* Requirements: Below is a block of records; reproduce all of them exactly and leave out any pictures.

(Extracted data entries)
============

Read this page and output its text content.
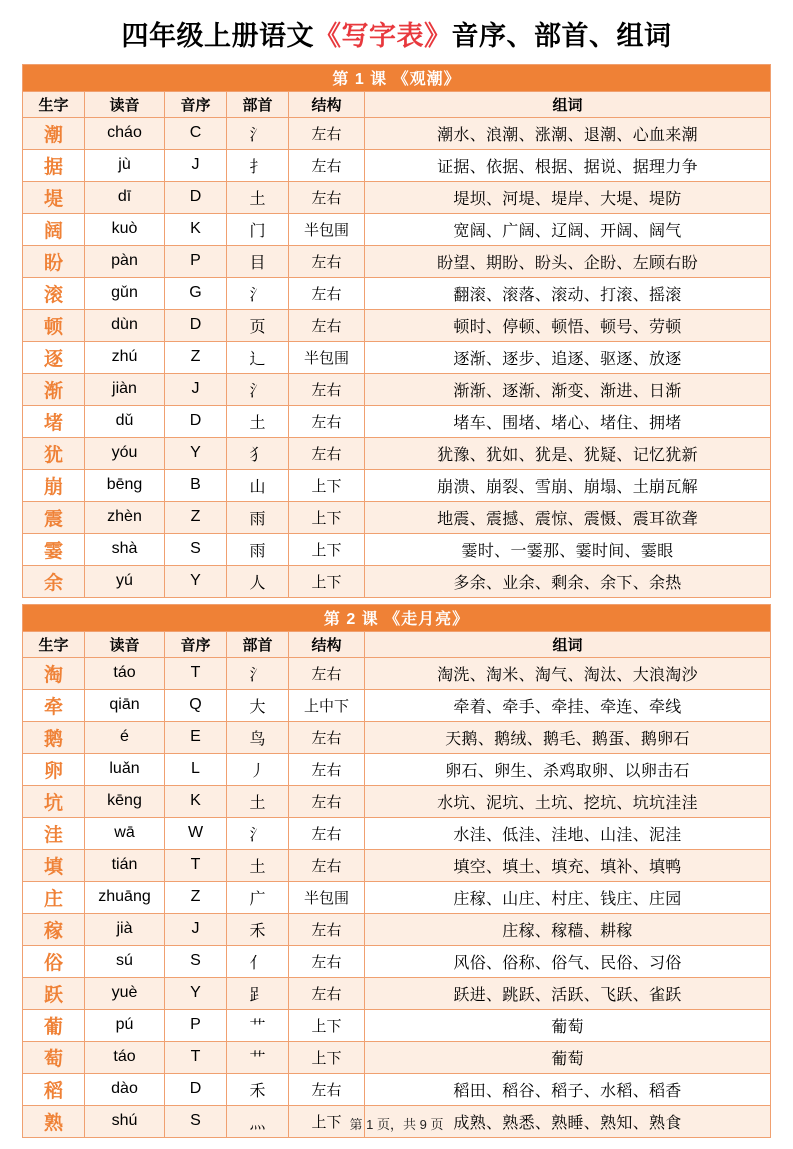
四年级上册语文《写字表》音序、部首、组词
第 1 课 《观潮》					
生字	读音	音序	部首	结构	组词
潮	cháo	C	氵	左右	潮水、浪潮、涨潮、退潮、心血来潮
据	jù	J	扌	左右	证据、依据、根据、据说、据理力争
堤	dī	D	土	左右	堤坝、河堤、堤岸、大堤、堤防
阔	kuò	K	门	半包围	宽阔、广阔、辽阔、开阔、阔气
盼	pàn	P	目	左右	盼望、期盼、盼头、企盼、左顾右盼
滚	gǔn	G	氵	左右	翻滚、滚落、滚动、打滚、摇滚
顿	dùn	D	页	左右	顿时、停顿、顿悟、顿号、劳顿
逐	zhú	Z	辶	半包围	逐渐、逐步、追逐、驱逐、放逐
渐	jiàn	J	氵	左右	渐渐、逐渐、渐变、渐进、日渐
堵	dǔ	D	土	左右	堵车、围堵、堵心、堵住、拥堵
犹	yóu	Y	犭	左右	犹豫、犹如、犹是、犹疑、记忆犹新
崩	bēng	B	山	上下	崩溃、崩裂、雪崩、崩塌、土崩瓦解
震	zhèn	Z	雨	上下	地震、震撼、震惊、震慑、震耳欲聋
霎	shà	S	雨	上下	霎时、一霎那、霎时间、霎眼
余	yú	Y	人	上下	多余、业余、剩余、余下、余热
第 2 课 《走月亮》					
生字	读音	音序	部首	结构	组词
淘	táo	T	氵	左右	淘洗、淘米、淘气、淘汰、大浪淘沙
牵	qiān	Q	大	上中下	牵着、牵手、牵挂、牵连、牵线
鹅	é	E	鸟	左右	天鹅、鹅绒、鹅毛、鹅蛋、鹅卵石
卵	luǎn	L	丿	左右	卵石、卵生、杀鸡取卵、以卵击石
坑	kēng	K	土	左右	水坑、泥坑、土坑、挖坑、坑坑洼洼
洼	wā	W	氵	左右	水洼、低洼、洼地、山洼、泥洼
填	tián	T	土	左右	填空、填土、填充、填补、填鸭
庄	zhuāng	Z	广	半包围	庄稼、山庄、村庄、钱庄、庄园
稼	jià	J	禾	左右	庄稼、稼穑、耕稼
俗	sú	S	亻	左右	风俗、俗称、俗气、民俗、习俗
跃	yuè	Y	𧾷	左右	跃进、跳跃、活跃、飞跃、雀跃
葡	pú	P	艹	上下	葡萄
萄	táo	T	艹	上下	葡萄
稻	dào	D	禾	左右	稻田、稻谷、稻子、水稻、稻香
熟	shú	S	灬	上下	成熟、熟悉、熟睡、熟知、熟食
第 1 页，共 9 页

============

* Final result:
Read this page and output its text content.
四年级上册语文《写字表》音序、部首、组词
第 1 课 《观潮》					
生字	读音	音序	部首	结构	组词
潮	cháo	C	氵	左右	潮水、浪潮、涨潮、退潮、心血来潮
据	jù	J	扌	左右	证据、依据、根据、据说、据理力争
堤	dī	D	土	左右	堤坝、河堤、堤岸、大堤、堤防
阔	kuò	K	门	半包围	宽阔、广阔、辽阔、开阔、阔气
盼	pàn	P	目	左右	盼望、期盼、盼头、企盼、左顾右盼
滚	gǔn	G	氵	左右	翻滚、滚落、滚动、打滚、摇滚
顿	dùn	D	页	左右	顿时、停顿、顿悟、顿号、劳顿
逐	zhú	Z	辶	半包围	逐渐、逐步、追逐、驱逐、放逐
渐	jiàn	J	氵	左右	渐渐、逐渐、渐变、渐进、日渐
堵	dǔ	D	土	左右	堵车、围堵、堵心、堵住、拥堵
犹	yóu	Y	犭	左右	犹豫、犹如、犹是、犹疑、记忆犹新
崩	bēng	B	山	上下	崩溃、崩裂、雪崩、崩塌、土崩瓦解
震	zhèn	Z	雨	上下	地震、震撼、震惊、震慑、震耳欲聋
霎	shà	S	雨	上下	霎时、一霎那、霎时间、霎眼
余	yú	Y	人	上下	多余、业余、剩余、余下、余热
第 2 课 《走月亮》					
生字	读音	音序	部首	结构	组词
淘	táo	T	氵	左右	淘洗、淘米、淘气、淘汰、大浪淘沙
牵	qiān	Q	大	上中下	牵着、牵手、牵挂、牵连、牵线
鹅	é	E	鸟	左右	天鹅、鹅绒、鹅毛、鹅蛋、鹅卵石
卵	luǎn	L	丿	左右	卵石、卵生、杀鸡取卵、以卵击石
坑	kēng	K	土	左右	水坑、泥坑、土坑、挖坑、坑坑洼洼
洼	wā	W	氵	左右	水洼、低洼、洼地、山洼、泥洼
填	tián	T	土	左右	填空、填土、填充、填补、填鸭
庄	zhuāng	Z	广	半包围	庄稼、山庄、村庄、钱庄、庄园
稼	jià	J	禾	左右	庄稼、稼穑、耕稼
俗	sú	S	亻	左右	风俗、俗称、俗气、民俗、习俗
跃	yuè	Y	𧾷	左右	跃进、跳跃、活跃、飞跃、雀跃
葡	pú	P	艹	上下	葡萄
萄	táo	T	艹	上下	葡萄
稻	dào	D	禾	左右	稻田、稻谷、稻子、水稻、稻香
熟	shú	S	灬	上下	成熟、熟悉、熟睡、熟知、熟食
第 1 页，共 9 页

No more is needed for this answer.